begin Stored records

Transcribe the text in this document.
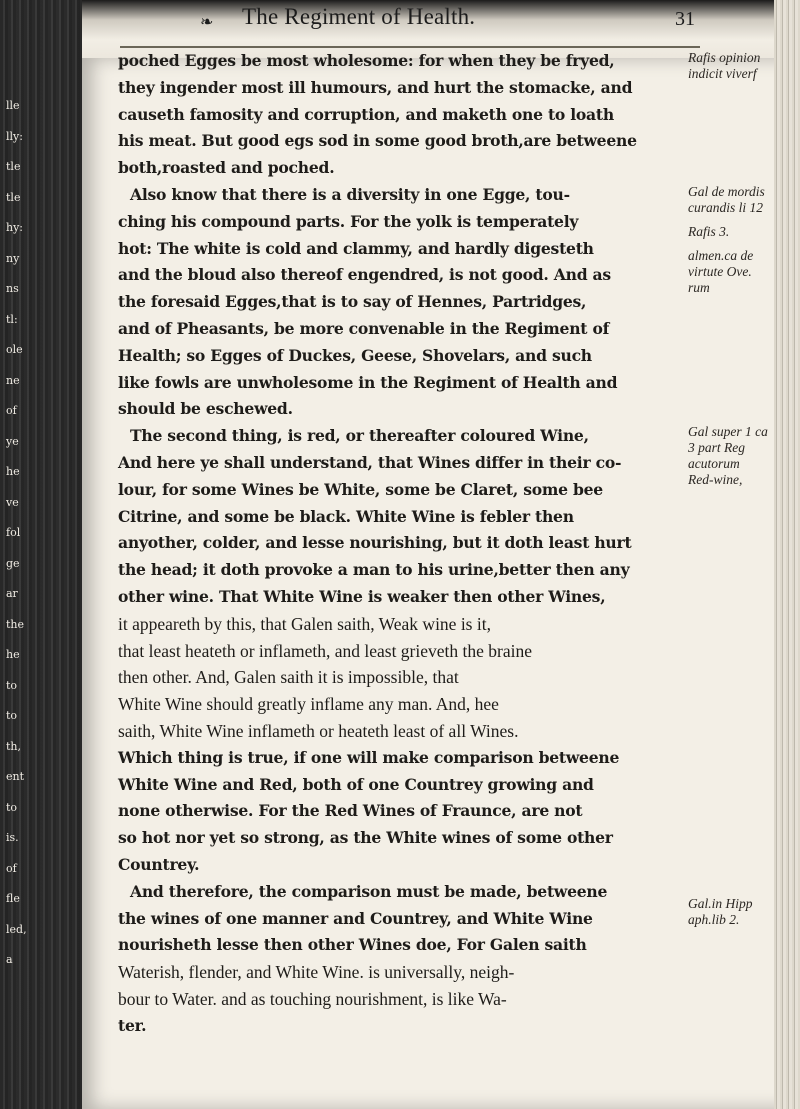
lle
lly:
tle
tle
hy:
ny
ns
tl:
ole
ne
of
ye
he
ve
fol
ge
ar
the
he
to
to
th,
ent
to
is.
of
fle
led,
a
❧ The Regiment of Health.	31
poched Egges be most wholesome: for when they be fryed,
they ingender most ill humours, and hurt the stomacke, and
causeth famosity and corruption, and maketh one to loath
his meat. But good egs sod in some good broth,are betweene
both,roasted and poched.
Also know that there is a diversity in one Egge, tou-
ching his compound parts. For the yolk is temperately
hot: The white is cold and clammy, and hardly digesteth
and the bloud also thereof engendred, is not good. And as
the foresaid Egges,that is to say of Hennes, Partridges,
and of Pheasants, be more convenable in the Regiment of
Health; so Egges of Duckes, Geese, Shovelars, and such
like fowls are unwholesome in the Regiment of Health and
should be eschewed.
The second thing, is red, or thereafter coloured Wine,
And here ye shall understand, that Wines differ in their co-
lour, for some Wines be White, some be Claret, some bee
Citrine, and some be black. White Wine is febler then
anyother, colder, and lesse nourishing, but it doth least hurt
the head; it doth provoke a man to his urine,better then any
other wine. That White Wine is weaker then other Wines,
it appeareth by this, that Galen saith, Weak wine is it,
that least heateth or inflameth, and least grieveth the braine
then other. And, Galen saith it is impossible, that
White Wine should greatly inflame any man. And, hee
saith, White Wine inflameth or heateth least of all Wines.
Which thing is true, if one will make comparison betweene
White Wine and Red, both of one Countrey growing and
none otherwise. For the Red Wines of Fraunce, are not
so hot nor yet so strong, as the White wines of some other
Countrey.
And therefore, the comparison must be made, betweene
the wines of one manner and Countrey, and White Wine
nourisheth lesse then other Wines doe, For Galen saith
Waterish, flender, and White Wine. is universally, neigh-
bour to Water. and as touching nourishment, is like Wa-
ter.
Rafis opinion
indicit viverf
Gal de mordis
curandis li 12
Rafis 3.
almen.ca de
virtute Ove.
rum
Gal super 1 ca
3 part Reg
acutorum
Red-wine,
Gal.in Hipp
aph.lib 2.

end Stored records

§ **What this task involves**:
Ignore the images and quote every line of the listing exactly.

§ **Exercise response**:
Transcribe the text in this document.
lle
lly:
tle
tle
hy:
ny
ns
tl:
ole
ne
of
ye
he
ve
fol
ge
ar
the
he
to
to
th,
ent
to
is.
of
fle
led,
a
❧ The Regiment of Health.	31
poched Egges be most wholesome: for when they be fryed,
they ingender most ill humours, and hurt the stomacke, and
causeth famosity and corruption, and maketh one to loath
his meat. But good egs sod in some good broth,are betweene
both,roasted and poched.
Also know that there is a diversity in one Egge, tou-
ching his compound parts. For the yolk is temperately
hot: The white is cold and clammy, and hardly digesteth
and the bloud also thereof engendred, is not good. And as
the foresaid Egges,that is to say of Hennes, Partridges,
and of Pheasants, be more convenable in the Regiment of
Health; so Egges of Duckes, Geese, Shovelars, and such
like fowls are unwholesome in the Regiment of Health and
should be eschewed.
The second thing, is red, or thereafter coloured Wine,
And here ye shall understand, that Wines differ in their co-
lour, for some Wines be White, some be Claret, some bee
Citrine, and some be black. White Wine is febler then
anyother, colder, and lesse nourishing, but it doth least hurt
the head; it doth provoke a man to his urine,better then any
other wine. That White Wine is weaker then other Wines,
it appeareth by this, that Galen saith, Weak wine is it,
that least heateth or inflameth, and least grieveth the braine
then other. And, Galen saith it is impossible, that
White Wine should greatly inflame any man. And, hee
saith, White Wine inflameth or heateth least of all Wines.
Which thing is true, if one will make comparison betweene
White Wine and Red, both of one Countrey growing and
none otherwise. For the Red Wines of Fraunce, are not
so hot nor yet so strong, as the White wines of some other
Countrey.
And therefore, the comparison must be made, betweene
the wines of one manner and Countrey, and White Wine
nourisheth lesse then other Wines doe, For Galen saith
Waterish, flender, and White Wine. is universally, neigh-
bour to Water. and as touching nourishment, is like Wa-
ter.
Rafis opinion
indicit viverf
Gal de mordis
curandis li 12
Rafis 3.
almen.ca de
virtute Ove.
rum
Gal super 1 ca
3 part Reg
acutorum
Red-wine,
Gal.in Hipp
aph.lib 2.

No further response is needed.